_Instruction_: Reproduce all of the material exactly as shown.

Extracts from a graphics dataset:
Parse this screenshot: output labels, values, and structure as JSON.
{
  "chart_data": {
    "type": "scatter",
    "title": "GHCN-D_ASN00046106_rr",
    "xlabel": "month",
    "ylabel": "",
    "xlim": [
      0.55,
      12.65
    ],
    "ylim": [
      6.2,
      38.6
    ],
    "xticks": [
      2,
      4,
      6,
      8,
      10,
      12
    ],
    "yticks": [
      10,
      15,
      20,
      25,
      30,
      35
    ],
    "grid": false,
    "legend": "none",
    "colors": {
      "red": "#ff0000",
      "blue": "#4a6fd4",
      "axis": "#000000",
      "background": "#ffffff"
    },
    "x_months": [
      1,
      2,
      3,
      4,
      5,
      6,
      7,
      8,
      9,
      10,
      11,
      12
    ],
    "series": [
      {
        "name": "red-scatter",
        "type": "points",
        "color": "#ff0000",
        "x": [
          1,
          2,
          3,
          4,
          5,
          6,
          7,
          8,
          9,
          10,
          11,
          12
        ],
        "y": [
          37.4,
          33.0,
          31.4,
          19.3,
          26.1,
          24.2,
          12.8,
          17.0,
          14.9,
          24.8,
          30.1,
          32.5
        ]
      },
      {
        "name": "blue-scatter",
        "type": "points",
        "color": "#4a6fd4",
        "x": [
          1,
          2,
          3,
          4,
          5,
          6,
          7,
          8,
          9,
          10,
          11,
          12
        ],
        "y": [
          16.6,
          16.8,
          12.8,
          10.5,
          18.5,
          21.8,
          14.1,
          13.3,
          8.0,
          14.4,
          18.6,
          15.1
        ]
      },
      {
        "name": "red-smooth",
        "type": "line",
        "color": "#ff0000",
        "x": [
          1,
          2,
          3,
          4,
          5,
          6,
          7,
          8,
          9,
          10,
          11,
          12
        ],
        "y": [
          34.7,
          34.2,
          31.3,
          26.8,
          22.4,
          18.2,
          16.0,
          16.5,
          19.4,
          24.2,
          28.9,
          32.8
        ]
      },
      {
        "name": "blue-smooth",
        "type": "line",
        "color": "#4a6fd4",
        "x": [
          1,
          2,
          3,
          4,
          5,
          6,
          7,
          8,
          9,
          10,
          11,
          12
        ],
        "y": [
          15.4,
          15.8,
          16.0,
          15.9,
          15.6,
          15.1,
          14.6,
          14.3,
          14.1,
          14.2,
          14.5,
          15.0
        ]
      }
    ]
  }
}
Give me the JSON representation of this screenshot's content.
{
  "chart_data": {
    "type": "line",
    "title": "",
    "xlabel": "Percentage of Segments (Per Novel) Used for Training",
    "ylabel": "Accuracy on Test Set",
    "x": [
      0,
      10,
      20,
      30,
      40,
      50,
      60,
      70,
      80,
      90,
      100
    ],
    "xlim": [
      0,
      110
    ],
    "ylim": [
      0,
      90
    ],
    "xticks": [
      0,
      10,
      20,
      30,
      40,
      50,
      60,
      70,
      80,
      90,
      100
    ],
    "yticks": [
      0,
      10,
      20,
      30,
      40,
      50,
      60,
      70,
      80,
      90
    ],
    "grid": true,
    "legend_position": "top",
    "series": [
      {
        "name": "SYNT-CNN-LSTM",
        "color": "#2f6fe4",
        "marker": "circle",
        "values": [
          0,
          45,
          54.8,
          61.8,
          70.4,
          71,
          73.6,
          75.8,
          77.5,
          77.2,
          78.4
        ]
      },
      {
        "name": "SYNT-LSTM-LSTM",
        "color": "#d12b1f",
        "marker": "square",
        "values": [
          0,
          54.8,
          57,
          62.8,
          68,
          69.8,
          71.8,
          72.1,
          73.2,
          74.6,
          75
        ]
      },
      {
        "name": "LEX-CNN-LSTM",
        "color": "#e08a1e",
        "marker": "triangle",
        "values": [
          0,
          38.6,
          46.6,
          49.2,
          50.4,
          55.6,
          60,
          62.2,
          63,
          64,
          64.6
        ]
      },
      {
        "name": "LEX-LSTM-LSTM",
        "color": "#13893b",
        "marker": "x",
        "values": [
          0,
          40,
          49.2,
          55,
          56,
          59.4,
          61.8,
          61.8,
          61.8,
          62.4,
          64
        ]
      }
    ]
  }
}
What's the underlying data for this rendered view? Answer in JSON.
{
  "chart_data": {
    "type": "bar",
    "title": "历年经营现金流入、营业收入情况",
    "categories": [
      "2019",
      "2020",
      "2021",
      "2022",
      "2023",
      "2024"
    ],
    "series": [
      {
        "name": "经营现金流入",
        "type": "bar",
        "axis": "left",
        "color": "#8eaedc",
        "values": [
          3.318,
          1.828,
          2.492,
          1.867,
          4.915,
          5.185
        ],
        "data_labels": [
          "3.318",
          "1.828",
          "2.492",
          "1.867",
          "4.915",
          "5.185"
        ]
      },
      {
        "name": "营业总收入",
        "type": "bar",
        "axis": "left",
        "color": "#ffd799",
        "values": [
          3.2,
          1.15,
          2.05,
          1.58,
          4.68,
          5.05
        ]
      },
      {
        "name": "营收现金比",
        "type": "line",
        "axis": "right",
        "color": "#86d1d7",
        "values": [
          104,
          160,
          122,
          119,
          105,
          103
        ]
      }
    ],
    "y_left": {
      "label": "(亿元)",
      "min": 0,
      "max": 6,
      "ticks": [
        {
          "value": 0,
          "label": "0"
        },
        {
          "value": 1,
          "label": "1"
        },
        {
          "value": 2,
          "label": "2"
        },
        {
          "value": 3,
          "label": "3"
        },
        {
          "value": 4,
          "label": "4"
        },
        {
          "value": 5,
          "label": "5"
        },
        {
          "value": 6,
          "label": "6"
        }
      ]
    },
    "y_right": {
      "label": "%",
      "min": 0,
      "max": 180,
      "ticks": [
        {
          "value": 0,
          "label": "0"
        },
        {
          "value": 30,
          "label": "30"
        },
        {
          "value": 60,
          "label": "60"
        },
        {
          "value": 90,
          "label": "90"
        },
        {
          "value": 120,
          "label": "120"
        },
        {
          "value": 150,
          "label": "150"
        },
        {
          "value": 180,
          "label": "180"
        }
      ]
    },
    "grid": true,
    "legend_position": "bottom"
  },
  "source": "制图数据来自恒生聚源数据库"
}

_Finished answer_:
Parse this screenshot: output labels, values, and structure as JSON.
{
  "chart_data": {
    "type": "scatter",
    "title": "GHCN-D_ASN00046106_rr",
    "xlabel": "month",
    "ylabel": "",
    "xlim": [
      0.55,
      12.65
    ],
    "ylim": [
      6.2,
      38.6
    ],
    "xticks": [
      2,
      4,
      6,
      8,
      10,
      12
    ],
    "yticks": [
      10,
      15,
      20,
      25,
      30,
      35
    ],
    "grid": false,
    "legend": "none",
    "colors": {
      "red": "#ff0000",
      "blue": "#4a6fd4",
      "axis": "#000000",
      "background": "#ffffff"
    },
    "x_months": [
      1,
      2,
      3,
      4,
      5,
      6,
      7,
      8,
      9,
      10,
      11,
      12
    ],
    "series": [
      {
        "name": "red-scatter",
        "type": "points",
        "color": "#ff0000",
        "x": [
          1,
          2,
          3,
          4,
          5,
          6,
          7,
          8,
          9,
          10,
          11,
          12
        ],
        "y": [
          37.4,
          33.0,
          31.4,
          19.3,
          26.1,
          24.2,
          12.8,
          17.0,
          14.9,
          24.8,
          30.1,
          32.5
        ]
      },
      {
        "name": "blue-scatter",
        "type": "points",
        "color": "#4a6fd4",
        "x": [
          1,
          2,
          3,
          4,
          5,
          6,
          7,
          8,
          9,
          10,
          11,
          12
        ],
        "y": [
          16.6,
          16.8,
          12.8,
          10.5,
          18.5,
          21.8,
          14.1,
          13.3,
          8.0,
          14.4,
          18.6,
          15.1
        ]
      },
      {
        "name": "red-smooth",
        "type": "line",
        "color": "#ff0000",
        "x": [
          1,
          2,
          3,
          4,
          5,
          6,
          7,
          8,
          9,
          10,
          11,
          12
        ],
        "y": [
          34.7,
          34.2,
          31.3,
          26.8,
          22.4,
          18.2,
          16.0,
          16.5,
          19.4,
          24.2,
          28.9,
          32.8
        ]
      },
      {
        "name": "blue-smooth",
        "type": "line",
        "color": "#4a6fd4",
        "x": [
          1,
          2,
          3,
          4,
          5,
          6,
          7,
          8,
          9,
          10,
          11,
          12
        ],
        "y": [
          15.4,
          15.8,
          16.0,
          15.9,
          15.6,
          15.1,
          14.6,
          14.3,
          14.1,
          14.2,
          14.5,
          15.0
        ]
      }
    ]
  }
}
Give me the JSON representation of this screenshot's content.
{
  "chart_data": {
    "type": "line",
    "title": "",
    "xlabel": "Percentage of Segments (Per Novel) Used for Training",
    "ylabel": "Accuracy on Test Set",
    "x": [
      0,
      10,
      20,
      30,
      40,
      50,
      60,
      70,
      80,
      90,
      100
    ],
    "xlim": [
      0,
      110
    ],
    "ylim": [
      0,
      90
    ],
    "xticks": [
      0,
      10,
      20,
      30,
      40,
      50,
      60,
      70,
      80,
      90,
      100
    ],
    "yticks": [
      0,
      10,
      20,
      30,
      40,
      50,
      60,
      70,
      80,
      90
    ],
    "grid": true,
    "legend_position": "top",
    "series": [
      {
        "name": "SYNT-CNN-LSTM",
        "color": "#2f6fe4",
        "marker": "circle",
        "values": [
          0,
          45,
          54.8,
          61.8,
          70.4,
          71,
          73.6,
          75.8,
          77.5,
          77.2,
          78.4
        ]
      },
      {
        "name": "SYNT-LSTM-LSTM",
        "color": "#d12b1f",
        "marker": "square",
        "values": [
          0,
          54.8,
          57,
          62.8,
          68,
          69.8,
          71.8,
          72.1,
          73.2,
          74.6,
          75
        ]
      },
      {
        "name": "LEX-CNN-LSTM",
        "color": "#e08a1e",
        "marker": "triangle",
        "values": [
          0,
          38.6,
          46.6,
          49.2,
          50.4,
          55.6,
          60,
          62.2,
          63,
          64,
          64.6
        ]
      },
      {
        "name": "LEX-LSTM-LSTM",
        "color": "#13893b",
        "marker": "x",
        "values": [
          0,
          40,
          49.2,
          55,
          56,
          59.4,
          61.8,
          61.8,
          61.8,
          62.4,
          64
        ]
      }
    ]
  }
}
What's the underlying data for this rendered view? Answer in JSON.
{
  "chart_data": {
    "type": "bar",
    "title": "历年经营现金流入、营业收入情况",
    "categories": [
      "2019",
      "2020",
      "2021",
      "2022",
      "2023",
      "2024"
    ],
    "series": [
      {
        "name": "经营现金流入",
        "type": "bar",
        "axis": "left",
        "color": "#8eaedc",
        "values": [
          3.318,
          1.828,
          2.492,
          1.867,
          4.915,
          5.185
        ],
        "data_labels": [
          "3.318",
          "1.828",
          "2.492",
          "1.867",
          "4.915",
          "5.185"
        ]
      },
      {
        "name": "营业总收入",
        "type": "bar",
        "axis": "left",
        "color": "#ffd799",
        "values": [
          3.2,
          1.15,
          2.05,
          1.58,
          4.68,
          5.05
        ]
      },
      {
        "name": "营收现金比",
        "type": "line",
        "axis": "right",
        "color": "#86d1d7",
        "values": [
          104,
          160,
          122,
          119,
          105,
          103
        ]
      }
    ],
    "y_left": {
      "label": "(亿元)",
      "min": 0,
      "max": 6,
      "ticks": [
        {
          "value": 0,
          "label": "0"
        },
        {
          "value": 1,
          "label": "1"
        },
        {
          "value": 2,
          "label": "2"
        },
        {
          "value": 3,
          "label": "3"
        },
        {
          "value": 4,
          "label": "4"
        },
        {
          "value": 5,
          "label": "5"
        },
        {
          "value": 6,
          "label": "6"
        }
      ]
    },
    "y_right": {
      "label": "%",
      "min": 0,
      "max": 180,
      "ticks": [
        {
          "value": 0,
          "label": "0"
        },
        {
          "value": 30,
          "label": "30"
        },
        {
          "value": 60,
          "label": "60"
        },
        {
          "value": 90,
          "label": "90"
        },
        {
          "value": 120,
          "label": "120"
        },
        {
          "value": 150,
          "label": "150"
        },
        {
          "value": 180,
          "label": "180"
        }
      ]
    },
    "grid": true,
    "legend_position": "bottom"
  },
  "source": "制图数据来自恒生聚源数据库"
}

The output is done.